Work instructions
a: Decide whether each statement agrees with the excerpt on backyard chickens: (i) Rhubarb leaves are among the things to keep away from chickens. (ii) Chickens can be fed whatever food scraps are on hand in place of a balanced diet. (iii) In 2019, 13.60 million tons of yard waste reached the landfill. For each one, answer yes or no and quote the words of the excerpt that settle it.
b: Write the next part of the excerpt on backyard chickens, picking up after its last sentence.

Selected excerpt
•••
Keep chickens away from the following:
- Tomatoes (if they aren’t ripe)
- Rhubarb (the leaves)
- Bell Peppers
- And many more check out here
Environmental Benefits of Backyard Chickens
6. Chickens Eat Grass and Leaves
In 2019, 13.60 million tons of yard waste (grass clippings, leaf, and yard waste) made it to the landfill.
Most of this “waste” could have been fed as a chicken’s natural diet outside of the feed you buy at the local market.
7. Fewer Food Scraps To The Landfill
After reading that header, don’t just go and toss whatever food scraps you have to your chickens.
Chickens still need a balanced diet.
But, you CAN feed them food/table scraps in moderation as treats.
8. 28 of Garbage In Landfills in 2019 Could Have Fed Chickens
Like I said in the past two statistics, food and yard trimmings were a massive percentage of the waste in a landfill.
•••
Supplied data
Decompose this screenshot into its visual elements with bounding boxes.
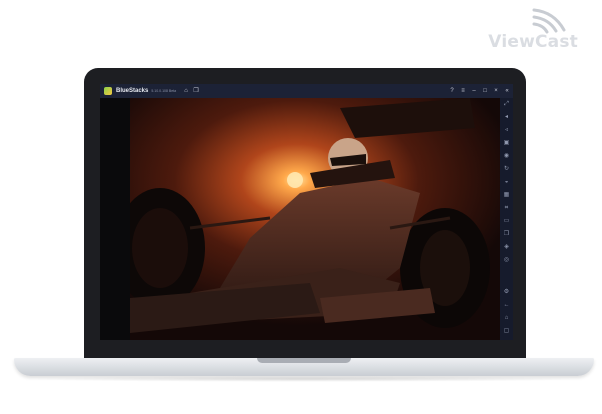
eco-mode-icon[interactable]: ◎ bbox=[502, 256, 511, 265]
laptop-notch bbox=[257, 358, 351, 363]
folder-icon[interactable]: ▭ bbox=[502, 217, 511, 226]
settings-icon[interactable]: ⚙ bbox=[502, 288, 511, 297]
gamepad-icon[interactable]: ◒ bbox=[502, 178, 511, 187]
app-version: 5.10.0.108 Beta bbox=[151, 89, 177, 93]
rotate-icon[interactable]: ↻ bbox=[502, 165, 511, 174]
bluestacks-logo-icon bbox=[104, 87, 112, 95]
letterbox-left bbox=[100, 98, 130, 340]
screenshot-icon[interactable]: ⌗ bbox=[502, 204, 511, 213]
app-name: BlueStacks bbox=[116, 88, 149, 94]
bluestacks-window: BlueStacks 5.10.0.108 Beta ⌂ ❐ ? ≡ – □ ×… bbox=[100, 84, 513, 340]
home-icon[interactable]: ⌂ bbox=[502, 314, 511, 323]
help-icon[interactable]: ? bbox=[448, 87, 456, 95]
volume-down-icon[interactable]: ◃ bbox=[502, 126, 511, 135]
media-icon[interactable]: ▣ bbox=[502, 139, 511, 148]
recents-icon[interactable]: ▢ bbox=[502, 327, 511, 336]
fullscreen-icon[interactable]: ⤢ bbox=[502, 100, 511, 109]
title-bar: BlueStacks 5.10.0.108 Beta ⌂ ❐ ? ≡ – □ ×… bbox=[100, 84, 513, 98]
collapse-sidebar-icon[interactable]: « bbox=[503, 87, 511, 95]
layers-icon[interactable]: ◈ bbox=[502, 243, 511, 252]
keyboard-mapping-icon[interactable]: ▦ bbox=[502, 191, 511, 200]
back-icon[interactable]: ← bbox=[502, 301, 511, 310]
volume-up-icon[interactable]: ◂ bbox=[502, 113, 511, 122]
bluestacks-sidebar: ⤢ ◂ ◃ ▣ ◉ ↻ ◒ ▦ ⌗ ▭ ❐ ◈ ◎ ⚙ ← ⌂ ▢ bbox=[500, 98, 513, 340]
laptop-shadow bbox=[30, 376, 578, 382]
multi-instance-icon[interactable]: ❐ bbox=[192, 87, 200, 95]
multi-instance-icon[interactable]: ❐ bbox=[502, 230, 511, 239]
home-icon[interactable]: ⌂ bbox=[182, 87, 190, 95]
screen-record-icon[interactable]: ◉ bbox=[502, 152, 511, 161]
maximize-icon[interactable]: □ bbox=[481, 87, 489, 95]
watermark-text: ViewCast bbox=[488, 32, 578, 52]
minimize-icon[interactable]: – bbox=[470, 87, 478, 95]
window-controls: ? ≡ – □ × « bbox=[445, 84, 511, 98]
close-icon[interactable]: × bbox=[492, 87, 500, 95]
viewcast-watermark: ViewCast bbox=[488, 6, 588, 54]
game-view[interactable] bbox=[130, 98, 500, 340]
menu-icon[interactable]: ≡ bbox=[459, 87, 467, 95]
•••
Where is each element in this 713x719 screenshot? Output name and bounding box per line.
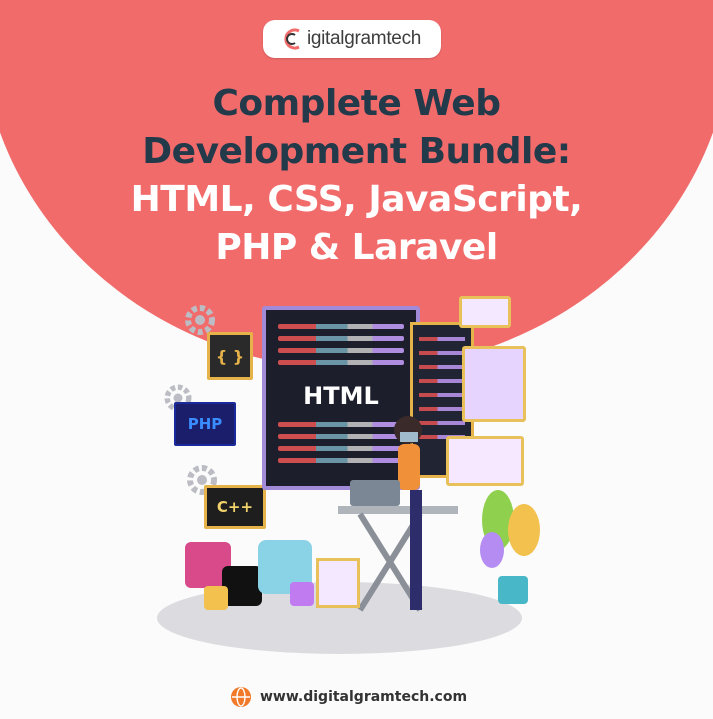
•••
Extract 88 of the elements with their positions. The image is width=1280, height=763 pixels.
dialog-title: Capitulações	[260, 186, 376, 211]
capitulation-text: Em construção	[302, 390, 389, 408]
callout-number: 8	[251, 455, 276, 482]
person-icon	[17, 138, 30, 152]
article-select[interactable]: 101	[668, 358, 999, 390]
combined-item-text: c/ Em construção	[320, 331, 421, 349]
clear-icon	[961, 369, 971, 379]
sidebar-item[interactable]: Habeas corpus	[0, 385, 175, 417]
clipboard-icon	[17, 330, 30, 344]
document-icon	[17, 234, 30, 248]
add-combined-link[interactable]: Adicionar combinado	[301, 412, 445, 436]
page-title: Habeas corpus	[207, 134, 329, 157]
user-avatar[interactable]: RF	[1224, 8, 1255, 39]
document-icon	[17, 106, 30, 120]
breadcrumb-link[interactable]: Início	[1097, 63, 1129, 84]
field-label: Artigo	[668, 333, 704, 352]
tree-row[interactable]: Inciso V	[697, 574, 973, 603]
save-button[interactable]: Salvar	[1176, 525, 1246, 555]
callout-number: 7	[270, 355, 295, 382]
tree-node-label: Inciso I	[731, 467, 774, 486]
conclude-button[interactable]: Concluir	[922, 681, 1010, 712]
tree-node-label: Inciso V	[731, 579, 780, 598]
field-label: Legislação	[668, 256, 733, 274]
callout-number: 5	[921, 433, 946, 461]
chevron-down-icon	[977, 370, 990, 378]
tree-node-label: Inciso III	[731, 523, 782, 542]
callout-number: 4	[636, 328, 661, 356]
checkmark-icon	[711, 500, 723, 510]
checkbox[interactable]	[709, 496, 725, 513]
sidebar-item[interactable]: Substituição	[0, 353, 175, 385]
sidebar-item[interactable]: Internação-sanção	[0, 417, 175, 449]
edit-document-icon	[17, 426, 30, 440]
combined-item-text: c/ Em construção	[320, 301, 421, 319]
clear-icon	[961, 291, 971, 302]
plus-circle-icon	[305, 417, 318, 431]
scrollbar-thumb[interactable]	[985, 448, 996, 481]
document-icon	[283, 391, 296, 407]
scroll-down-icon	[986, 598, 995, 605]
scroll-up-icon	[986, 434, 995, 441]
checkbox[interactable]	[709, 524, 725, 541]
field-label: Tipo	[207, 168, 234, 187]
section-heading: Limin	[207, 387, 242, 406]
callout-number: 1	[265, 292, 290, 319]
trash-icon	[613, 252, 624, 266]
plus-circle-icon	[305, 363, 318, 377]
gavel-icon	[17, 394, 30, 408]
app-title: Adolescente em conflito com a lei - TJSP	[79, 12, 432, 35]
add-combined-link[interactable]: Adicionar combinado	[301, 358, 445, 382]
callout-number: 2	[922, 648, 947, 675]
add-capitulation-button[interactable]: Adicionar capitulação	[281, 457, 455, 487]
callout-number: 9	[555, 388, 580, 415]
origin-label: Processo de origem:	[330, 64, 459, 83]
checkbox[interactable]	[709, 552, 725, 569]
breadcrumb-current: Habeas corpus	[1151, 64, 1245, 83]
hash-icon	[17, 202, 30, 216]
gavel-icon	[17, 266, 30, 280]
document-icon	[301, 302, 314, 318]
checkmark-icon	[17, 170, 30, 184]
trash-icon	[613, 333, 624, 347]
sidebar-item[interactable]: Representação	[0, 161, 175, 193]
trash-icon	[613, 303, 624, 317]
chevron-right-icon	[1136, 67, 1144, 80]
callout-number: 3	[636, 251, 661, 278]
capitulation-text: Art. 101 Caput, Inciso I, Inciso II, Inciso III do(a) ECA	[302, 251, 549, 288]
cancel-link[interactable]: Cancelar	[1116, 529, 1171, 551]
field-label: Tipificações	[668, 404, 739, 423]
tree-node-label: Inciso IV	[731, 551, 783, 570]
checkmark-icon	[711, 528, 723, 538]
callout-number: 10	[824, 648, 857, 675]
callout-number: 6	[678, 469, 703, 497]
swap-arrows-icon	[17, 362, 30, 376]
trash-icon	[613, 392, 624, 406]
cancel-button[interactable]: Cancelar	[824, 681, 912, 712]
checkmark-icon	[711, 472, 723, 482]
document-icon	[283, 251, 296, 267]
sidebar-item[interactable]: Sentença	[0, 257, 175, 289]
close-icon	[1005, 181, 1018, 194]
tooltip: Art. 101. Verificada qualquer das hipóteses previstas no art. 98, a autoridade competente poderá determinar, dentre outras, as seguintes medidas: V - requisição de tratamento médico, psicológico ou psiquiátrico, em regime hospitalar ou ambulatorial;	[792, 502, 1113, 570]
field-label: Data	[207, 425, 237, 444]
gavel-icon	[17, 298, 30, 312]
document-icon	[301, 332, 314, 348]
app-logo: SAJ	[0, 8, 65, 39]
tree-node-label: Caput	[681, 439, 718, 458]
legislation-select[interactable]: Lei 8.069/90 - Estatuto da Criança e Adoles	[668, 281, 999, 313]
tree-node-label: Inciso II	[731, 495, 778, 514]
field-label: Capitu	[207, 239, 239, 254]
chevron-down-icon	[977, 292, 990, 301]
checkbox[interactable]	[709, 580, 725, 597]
•••
Outputs
a:
(i) Yes: "Rhubarb (the leaves)"
(ii) No: "Chickens still need a balanced diet."
(iii) Yes: "In 2019, 13.60 million tons of yard waste (grass clippings, leaf, and yard waste) made it to the landfill."

b:
28.1% of the “waste” in a landfill were yard trimmings and food scraps.
Both of these would have been better off being fed to chickens instead of putting more carbon emissions into the air.
9. Fewer eggs from the grocery store = less cardboard, styrofoam, and plastic usage
On average, chickens eat 263 eggs per year.
To be honest, I eat closer to 400 or more eggs per year.
Anyway, the majority of Americans buy their eggs from the grocery store.
And most companies that send their eggs to the store for purchase use cardboard, plastic, or styrofoam.
All of these will end up in a landfill only to be combusted, which adds more carbon emissions into the air.
Having chickens on your property and getting yourself a fancy skelter or reusable carton reduces your carbon footprint significantly!
10. Egg Transport Hurts The Environment
Now, I am not the biggest fan of electric cars.
But, as you can tell, I think having chickens on your homestead is fantastic for the environment.
Think about how many thousands of trucks travel across the state every day and week to get your eggs to your local market.
On top of that, think about how many miles each truck has to travel?!
Well, I have the answer for you.
And it’s a lot.
The average egg travels 317 miles before it makes its way to your plate.
Keeping chickens obviously reduce this number for you to zero.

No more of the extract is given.